Copy out, word for word, the lines starting at the one that contains "colorbar-tick-label: 2.8 xyxy=(449,84,464,94)" and ending at the last line of the records.
>> Begin Exercise input
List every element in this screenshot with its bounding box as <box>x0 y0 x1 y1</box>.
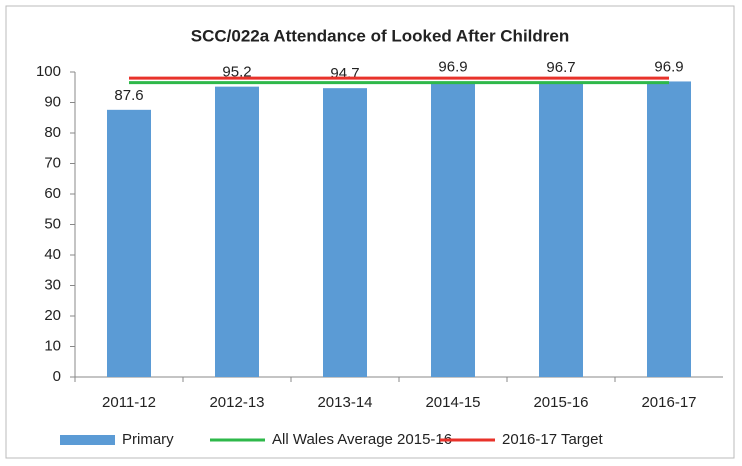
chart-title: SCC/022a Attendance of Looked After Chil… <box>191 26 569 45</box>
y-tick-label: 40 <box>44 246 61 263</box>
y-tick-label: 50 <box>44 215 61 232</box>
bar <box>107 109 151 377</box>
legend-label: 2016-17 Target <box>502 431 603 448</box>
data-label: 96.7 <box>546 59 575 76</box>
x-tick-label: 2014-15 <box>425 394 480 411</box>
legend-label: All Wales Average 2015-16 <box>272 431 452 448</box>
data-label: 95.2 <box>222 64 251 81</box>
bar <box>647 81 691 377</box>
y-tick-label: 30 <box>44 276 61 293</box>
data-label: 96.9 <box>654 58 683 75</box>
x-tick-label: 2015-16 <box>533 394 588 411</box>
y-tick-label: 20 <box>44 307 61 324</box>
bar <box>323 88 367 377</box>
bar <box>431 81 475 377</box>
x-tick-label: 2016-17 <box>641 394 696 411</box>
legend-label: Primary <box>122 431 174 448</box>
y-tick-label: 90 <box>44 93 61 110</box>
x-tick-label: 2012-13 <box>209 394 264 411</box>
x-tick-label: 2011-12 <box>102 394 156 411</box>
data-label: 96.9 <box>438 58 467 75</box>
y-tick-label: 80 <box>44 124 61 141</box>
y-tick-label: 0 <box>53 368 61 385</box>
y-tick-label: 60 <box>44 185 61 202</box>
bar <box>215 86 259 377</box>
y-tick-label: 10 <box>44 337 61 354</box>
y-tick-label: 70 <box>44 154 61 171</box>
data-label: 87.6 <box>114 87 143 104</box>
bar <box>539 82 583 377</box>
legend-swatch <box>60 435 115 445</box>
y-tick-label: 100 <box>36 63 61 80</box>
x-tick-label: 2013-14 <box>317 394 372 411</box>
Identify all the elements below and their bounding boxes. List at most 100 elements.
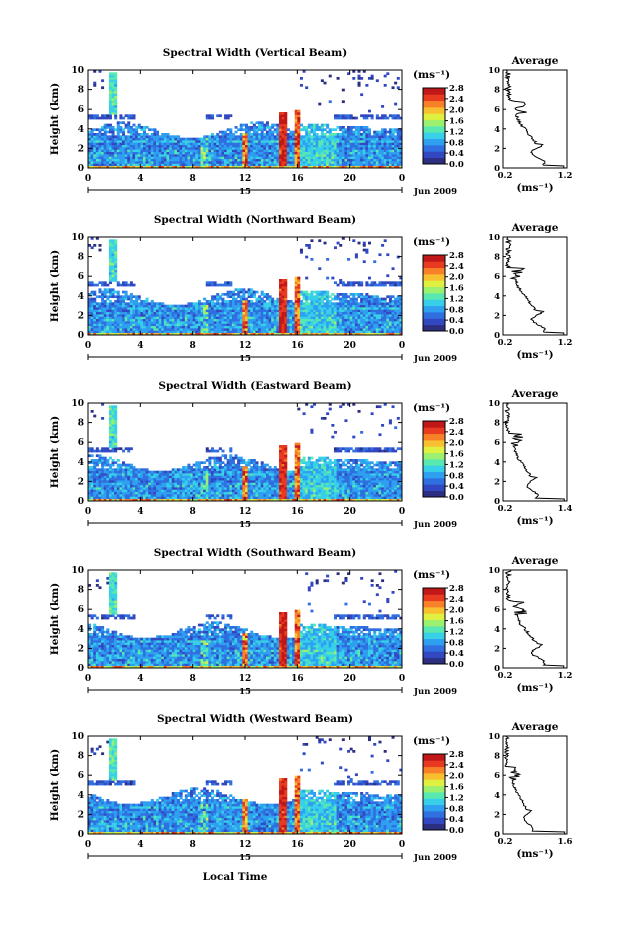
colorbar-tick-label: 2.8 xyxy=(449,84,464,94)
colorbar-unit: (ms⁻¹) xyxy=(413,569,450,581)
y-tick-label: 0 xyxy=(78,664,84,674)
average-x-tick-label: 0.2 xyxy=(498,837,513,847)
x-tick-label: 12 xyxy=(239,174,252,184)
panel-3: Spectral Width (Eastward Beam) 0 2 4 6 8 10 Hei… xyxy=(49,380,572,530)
>> End Exercise input
▶ Solution to this problem
colorbar-tick-label: 2.8 xyxy=(449,84,464,94)
colorbar-unit: (ms⁻¹) xyxy=(413,569,450,581)
y-tick-label: 0 xyxy=(78,664,84,674)
average-x-tick-label: 0.2 xyxy=(498,837,513,847)
x-tick-label: 12 xyxy=(239,174,252,184)
panel-3: Spectral Width (Eastward Beam) 0 2 4 6 8 10 Hei… xyxy=(49,380,572,530)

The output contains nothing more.